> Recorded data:
───

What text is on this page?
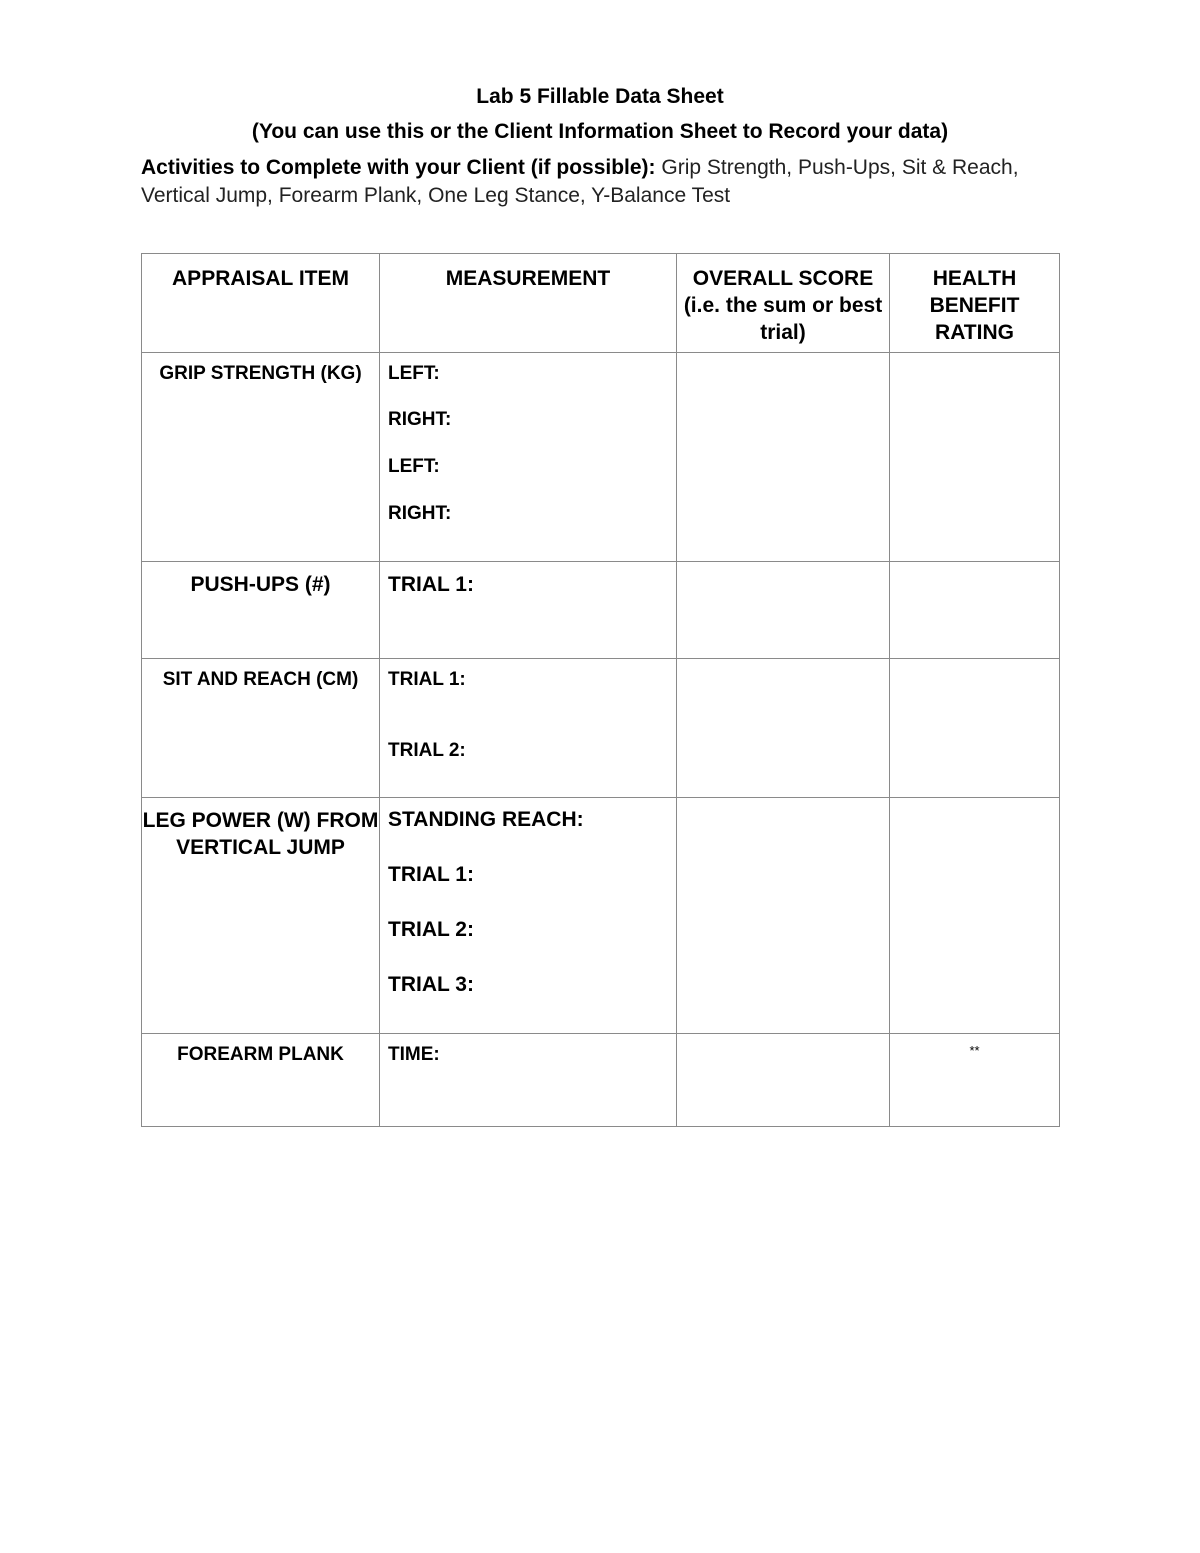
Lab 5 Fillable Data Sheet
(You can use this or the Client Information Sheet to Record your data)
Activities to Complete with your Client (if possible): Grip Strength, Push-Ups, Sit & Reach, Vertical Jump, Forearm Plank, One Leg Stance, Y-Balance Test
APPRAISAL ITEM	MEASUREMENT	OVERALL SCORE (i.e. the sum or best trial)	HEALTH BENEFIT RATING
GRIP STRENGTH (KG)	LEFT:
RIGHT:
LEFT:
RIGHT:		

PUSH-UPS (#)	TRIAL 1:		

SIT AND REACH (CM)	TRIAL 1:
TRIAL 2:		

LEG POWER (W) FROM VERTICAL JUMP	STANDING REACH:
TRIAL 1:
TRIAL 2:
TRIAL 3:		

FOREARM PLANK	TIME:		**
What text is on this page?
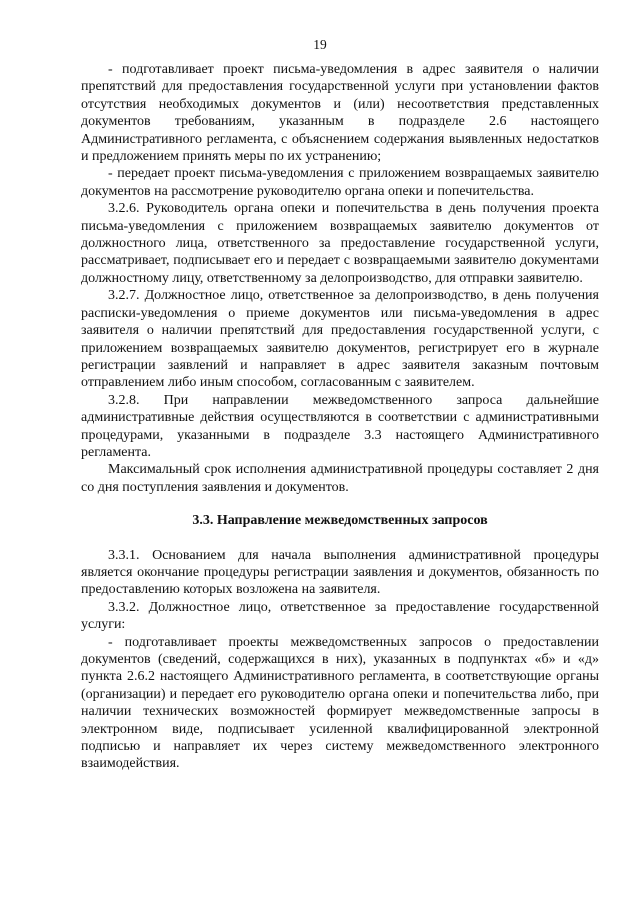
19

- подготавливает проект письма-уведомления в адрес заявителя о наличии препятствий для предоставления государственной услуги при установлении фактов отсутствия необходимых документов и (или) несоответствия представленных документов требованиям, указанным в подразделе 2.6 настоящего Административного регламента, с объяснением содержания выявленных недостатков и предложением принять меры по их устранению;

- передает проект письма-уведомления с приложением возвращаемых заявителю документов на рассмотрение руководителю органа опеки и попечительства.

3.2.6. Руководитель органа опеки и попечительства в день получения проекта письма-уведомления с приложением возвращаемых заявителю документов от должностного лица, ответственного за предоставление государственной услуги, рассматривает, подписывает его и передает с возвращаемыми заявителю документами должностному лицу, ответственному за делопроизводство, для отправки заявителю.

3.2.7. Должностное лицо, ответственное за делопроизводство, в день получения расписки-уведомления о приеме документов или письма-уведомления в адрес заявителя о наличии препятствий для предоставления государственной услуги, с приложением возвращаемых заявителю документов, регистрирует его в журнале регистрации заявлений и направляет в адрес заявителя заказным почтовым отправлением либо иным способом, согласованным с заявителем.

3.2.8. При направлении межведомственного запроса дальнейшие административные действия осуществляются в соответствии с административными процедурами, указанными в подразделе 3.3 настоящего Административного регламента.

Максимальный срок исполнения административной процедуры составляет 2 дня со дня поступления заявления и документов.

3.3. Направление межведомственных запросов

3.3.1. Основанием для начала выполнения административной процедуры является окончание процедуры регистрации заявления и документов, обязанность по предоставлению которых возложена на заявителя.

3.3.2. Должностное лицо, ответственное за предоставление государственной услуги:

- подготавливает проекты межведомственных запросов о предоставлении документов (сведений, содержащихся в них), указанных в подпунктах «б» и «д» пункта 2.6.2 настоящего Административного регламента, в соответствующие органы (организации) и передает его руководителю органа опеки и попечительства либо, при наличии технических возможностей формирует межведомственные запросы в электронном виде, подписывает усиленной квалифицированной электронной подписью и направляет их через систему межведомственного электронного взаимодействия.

───

Transcribe the complete set of entries verbatim. No pictures belong in the copy.

What text is on this page?
Lab 5 Fillable Data Sheet
(You can use this or the Client Information Sheet to Record your data)
Activities to Complete with your Client (if possible): Grip Strength, Push-Ups, Sit & Reach, Vertical Jump, Forearm Plank, One Leg Stance, Y-Balance Test
APPRAISAL ITEM	MEASUREMENT	OVERALL SCORE (i.e. the sum or best trial)	HEALTH BENEFIT RATING
GRIP STRENGTH (KG)	LEFT:
RIGHT:
LEFT:
RIGHT:		

PUSH-UPS (#)	TRIAL 1:		

SIT AND REACH (CM)	TRIAL 1:
TRIAL 2:		

LEG POWER (W) FROM VERTICAL JUMP	STANDING REACH:
TRIAL 1:
TRIAL 2:
TRIAL 3:		

FOREARM PLANK	TIME:		**
What text is on this page?
19

- подготавливает проект письма-уведомления в адрес заявителя о наличии препятствий для предоставления государственной услуги при установлении фактов отсутствия необходимых документов и (или) несоответствия представленных документов требованиям, указанным в подразделе 2.6 настоящего Административного регламента, с объяснением содержания выявленных недостатков и предложением принять меры по их устранению;

- передает проект письма-уведомления с приложением возвращаемых заявителю документов на рассмотрение руководителю органа опеки и попечительства.

3.2.6. Руководитель органа опеки и попечительства в день получения проекта письма-уведомления с приложением возвращаемых заявителю документов от должностного лица, ответственного за предоставление государственной услуги, рассматривает, подписывает его и передает с возвращаемыми заявителю документами должностному лицу, ответственному за делопроизводство, для отправки заявителю.

3.2.7. Должностное лицо, ответственное за делопроизводство, в день получения расписки-уведомления о приеме документов или письма-уведомления в адрес заявителя о наличии препятствий для предоставления государственной услуги, с приложением возвращаемых заявителю документов, регистрирует его в журнале регистрации заявлений и направляет в адрес заявителя заказным почтовым отправлением либо иным способом, согласованным с заявителем.

3.2.8. При направлении межведомственного запроса дальнейшие административные действия осуществляются в соответствии с административными процедурами, указанными в подразделе 3.3 настоящего Административного регламента.

Максимальный срок исполнения административной процедуры составляет 2 дня со дня поступления заявления и документов.

3.3. Направление межведомственных запросов

3.3.1. Основанием для начала выполнения административной процедуры является окончание процедуры регистрации заявления и документов, обязанность по предоставлению которых возложена на заявителя.

3.3.2. Должностное лицо, ответственное за предоставление государственной услуги:

- подготавливает проекты межведомственных запросов о предоставлении документов (сведений, содержащихся в них), указанных в подпунктах «б» и «д» пункта 2.6.2 настоящего Административного регламента, в соответствующие органы (организации) и передает его руководителю органа опеки и попечительства либо, при наличии технических возможностей формирует межведомственные запросы в электронном виде, подписывает усиленной квалифицированной электронной подписью и направляет их через систему межведомственного электронного взаимодействия.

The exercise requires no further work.